Aufgabenstellung:
Gib bitte das gesamte Material erneut wieder und tausche dabei „阿姆斯特朗“ gegen „Armstrong“ aus, ohne sonst etwas zu verändern. Die Bilder lässt du in deiner Antwort weg.

----------

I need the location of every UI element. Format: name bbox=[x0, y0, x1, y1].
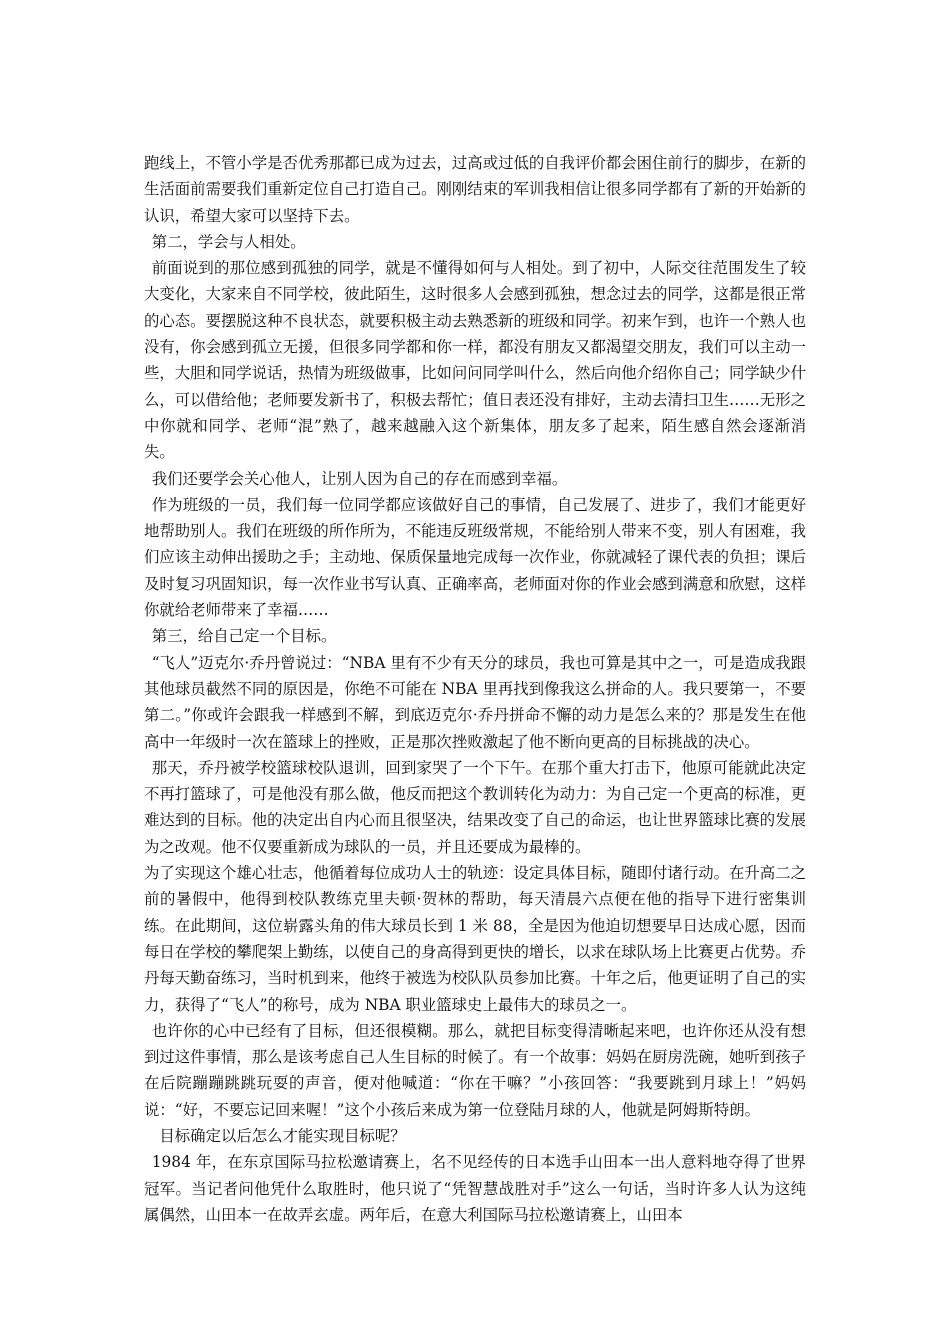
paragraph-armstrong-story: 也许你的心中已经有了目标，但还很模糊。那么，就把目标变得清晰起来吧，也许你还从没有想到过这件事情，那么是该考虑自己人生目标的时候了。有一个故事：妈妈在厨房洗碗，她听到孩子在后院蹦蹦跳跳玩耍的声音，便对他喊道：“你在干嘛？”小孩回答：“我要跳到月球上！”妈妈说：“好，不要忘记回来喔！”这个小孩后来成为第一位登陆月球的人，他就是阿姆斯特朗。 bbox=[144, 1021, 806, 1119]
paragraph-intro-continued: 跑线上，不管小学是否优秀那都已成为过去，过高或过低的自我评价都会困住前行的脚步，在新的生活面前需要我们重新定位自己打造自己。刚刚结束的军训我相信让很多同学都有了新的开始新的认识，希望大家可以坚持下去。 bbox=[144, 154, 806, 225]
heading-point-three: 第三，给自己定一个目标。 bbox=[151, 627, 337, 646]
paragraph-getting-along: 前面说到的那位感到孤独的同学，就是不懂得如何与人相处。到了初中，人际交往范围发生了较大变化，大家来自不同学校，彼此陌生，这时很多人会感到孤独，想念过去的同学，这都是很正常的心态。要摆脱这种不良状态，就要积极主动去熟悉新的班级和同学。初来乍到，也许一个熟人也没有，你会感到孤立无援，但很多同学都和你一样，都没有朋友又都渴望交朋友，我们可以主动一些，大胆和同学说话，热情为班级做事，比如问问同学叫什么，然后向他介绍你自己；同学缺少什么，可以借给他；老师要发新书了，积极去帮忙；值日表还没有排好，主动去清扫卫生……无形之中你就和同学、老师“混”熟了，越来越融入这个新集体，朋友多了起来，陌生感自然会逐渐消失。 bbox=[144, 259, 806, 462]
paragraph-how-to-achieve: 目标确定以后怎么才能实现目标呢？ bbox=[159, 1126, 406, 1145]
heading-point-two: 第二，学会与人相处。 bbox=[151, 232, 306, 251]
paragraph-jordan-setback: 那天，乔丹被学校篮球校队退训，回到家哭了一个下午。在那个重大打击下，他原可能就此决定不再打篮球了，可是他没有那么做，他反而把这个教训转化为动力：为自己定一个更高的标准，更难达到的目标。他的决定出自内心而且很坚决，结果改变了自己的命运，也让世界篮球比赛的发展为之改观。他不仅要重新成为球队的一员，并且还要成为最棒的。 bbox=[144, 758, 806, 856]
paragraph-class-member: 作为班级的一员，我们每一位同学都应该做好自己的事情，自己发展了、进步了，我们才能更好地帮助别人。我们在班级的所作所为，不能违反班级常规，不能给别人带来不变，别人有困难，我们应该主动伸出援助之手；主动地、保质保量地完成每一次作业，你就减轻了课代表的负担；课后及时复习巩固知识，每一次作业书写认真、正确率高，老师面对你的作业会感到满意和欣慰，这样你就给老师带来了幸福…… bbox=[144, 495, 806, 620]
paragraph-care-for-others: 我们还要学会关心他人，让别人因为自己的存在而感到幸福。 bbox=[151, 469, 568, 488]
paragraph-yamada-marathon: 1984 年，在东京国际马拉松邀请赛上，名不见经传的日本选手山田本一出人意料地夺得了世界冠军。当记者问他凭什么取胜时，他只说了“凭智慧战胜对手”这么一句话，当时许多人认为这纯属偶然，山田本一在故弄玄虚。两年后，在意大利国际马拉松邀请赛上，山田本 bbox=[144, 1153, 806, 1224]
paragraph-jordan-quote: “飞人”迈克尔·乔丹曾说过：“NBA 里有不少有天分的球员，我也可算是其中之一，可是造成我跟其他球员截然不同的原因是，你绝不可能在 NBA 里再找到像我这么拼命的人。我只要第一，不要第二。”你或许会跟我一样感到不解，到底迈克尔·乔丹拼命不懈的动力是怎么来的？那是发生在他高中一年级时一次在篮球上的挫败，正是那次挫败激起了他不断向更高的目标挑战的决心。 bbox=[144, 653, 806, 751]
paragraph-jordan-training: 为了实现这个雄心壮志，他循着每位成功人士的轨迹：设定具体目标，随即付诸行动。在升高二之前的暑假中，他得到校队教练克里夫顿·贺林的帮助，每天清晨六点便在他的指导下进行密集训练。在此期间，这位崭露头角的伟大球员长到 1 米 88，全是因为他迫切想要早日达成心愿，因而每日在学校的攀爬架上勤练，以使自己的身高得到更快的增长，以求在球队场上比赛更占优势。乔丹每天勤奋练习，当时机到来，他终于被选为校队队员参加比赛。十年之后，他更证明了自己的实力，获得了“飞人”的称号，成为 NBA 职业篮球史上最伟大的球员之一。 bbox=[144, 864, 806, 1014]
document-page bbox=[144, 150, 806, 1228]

----------

Schriftliche Lösung:
I need the location of every UI element. Format: name bbox=[x0, y0, x1, y1].
paragraph-armstrong-story: 也许你的心中已经有了目标，但还很模糊。那么，就把目标变得清晰起来吧，也许你还从没有想到过这件事情，那么是该考虑自己人生目标的时候了。有一个故事：妈妈在厨房洗碗，她听到孩子在后院蹦蹦跳跳玩耍的声音，便对他喊道：“你在干嘛？”小孩回答：“我要跳到月球上！”妈妈说：“好，不要忘记回来喔！”这个小孩后来成为第一位登陆月球的人，他就是Armstrong。 bbox=[144, 1021, 806, 1119]
paragraph-intro-continued: 跑线上，不管小学是否优秀那都已成为过去，过高或过低的自我评价都会困住前行的脚步，在新的生活面前需要我们重新定位自己打造自己。刚刚结束的军训我相信让很多同学都有了新的开始新的认识，希望大家可以坚持下去。 bbox=[144, 154, 806, 225]
heading-point-three: 第三，给自己定一个目标。 bbox=[151, 627, 337, 646]
paragraph-getting-along: 前面说到的那位感到孤独的同学，就是不懂得如何与人相处。到了初中，人际交往范围发生了较大变化，大家来自不同学校，彼此陌生，这时很多人会感到孤独，想念过去的同学，这都是很正常的心态。要摆脱这种不良状态，就要积极主动去熟悉新的班级和同学。初来乍到，也许一个熟人也没有，你会感到孤立无援，但很多同学都和你一样，都没有朋友又都渴望交朋友，我们可以主动一些，大胆和同学说话，热情为班级做事，比如问问同学叫什么，然后向他介绍你自己；同学缺少什么，可以借给他；老师要发新书了，积极去帮忙；值日表还没有排好，主动去清扫卫生……无形之中你就和同学、老师“混”熟了，越来越融入这个新集体，朋友多了起来，陌生感自然会逐渐消失。 bbox=[144, 259, 806, 462]
paragraph-how-to-achieve: 目标确定以后怎么才能实现目标呢？ bbox=[159, 1126, 406, 1145]
heading-point-two: 第二，学会与人相处。 bbox=[151, 232, 306, 251]
paragraph-jordan-setback: 那天，乔丹被学校篮球校队退训，回到家哭了一个下午。在那个重大打击下，他原可能就此决定不再打篮球了，可是他没有那么做，他反而把这个教训转化为动力：为自己定一个更高的标准，更难达到的目标。他的决定出自内心而且很坚决，结果改变了自己的命运，也让世界篮球比赛的发展为之改观。他不仅要重新成为球队的一员，并且还要成为最棒的。 bbox=[144, 758, 806, 856]
paragraph-class-member: 作为班级的一员，我们每一位同学都应该做好自己的事情，自己发展了、进步了，我们才能更好地帮助别人。我们在班级的所作所为，不能违反班级常规，不能给别人带来不变，别人有困难，我们应该主动伸出援助之手；主动地、保质保量地完成每一次作业，你就减轻了课代表的负担；课后及时复习巩固知识，每一次作业书写认真、正确率高，老师面对你的作业会感到满意和欣慰，这样你就给老师带来了幸福…… bbox=[144, 495, 806, 620]
paragraph-care-for-others: 我们还要学会关心他人，让别人因为自己的存在而感到幸福。 bbox=[151, 469, 568, 488]
paragraph-yamada-marathon: 1984 年，在东京国际马拉松邀请赛上，名不见经传的日本选手山田本一出人意料地夺得了世界冠军。当记者问他凭什么取胜时，他只说了“凭智慧战胜对手”这么一句话，当时许多人认为这纯属偶然，山田本一在故弄玄虚。两年后，在意大利国际马拉松邀请赛上，山田本 bbox=[144, 1153, 806, 1224]
paragraph-jordan-quote: “飞人”迈克尔·乔丹曾说过：“NBA 里有不少有天分的球员，我也可算是其中之一，可是造成我跟其他球员截然不同的原因是，你绝不可能在 NBA 里再找到像我这么拼命的人。我只要第一，不要第二。”你或许会跟我一样感到不解，到底迈克尔·乔丹拼命不懈的动力是怎么来的？那是发生在他高中一年级时一次在篮球上的挫败，正是那次挫败激起了他不断向更高的目标挑战的决心。 bbox=[144, 653, 806, 751]
paragraph-jordan-training: 为了实现这个雄心壮志，他循着每位成功人士的轨迹：设定具体目标，随即付诸行动。在升高二之前的暑假中，他得到校队教练克里夫顿·贺林的帮助，每天清晨六点便在他的指导下进行密集训练。在此期间，这位崭露头角的伟大球员长到 1 米 88，全是因为他迫切想要早日达成心愿，因而每日在学校的攀爬架上勤练，以使自己的身高得到更快的增长，以求在球队场上比赛更占优势。乔丹每天勤奋练习，当时机到来，他终于被选为校队队员参加比赛。十年之后，他更证明了自己的实力，获得了“飞人”的称号，成为 NBA 职业篮球史上最伟大的球员之一。 bbox=[144, 864, 806, 1014]
document-page bbox=[144, 150, 806, 1228]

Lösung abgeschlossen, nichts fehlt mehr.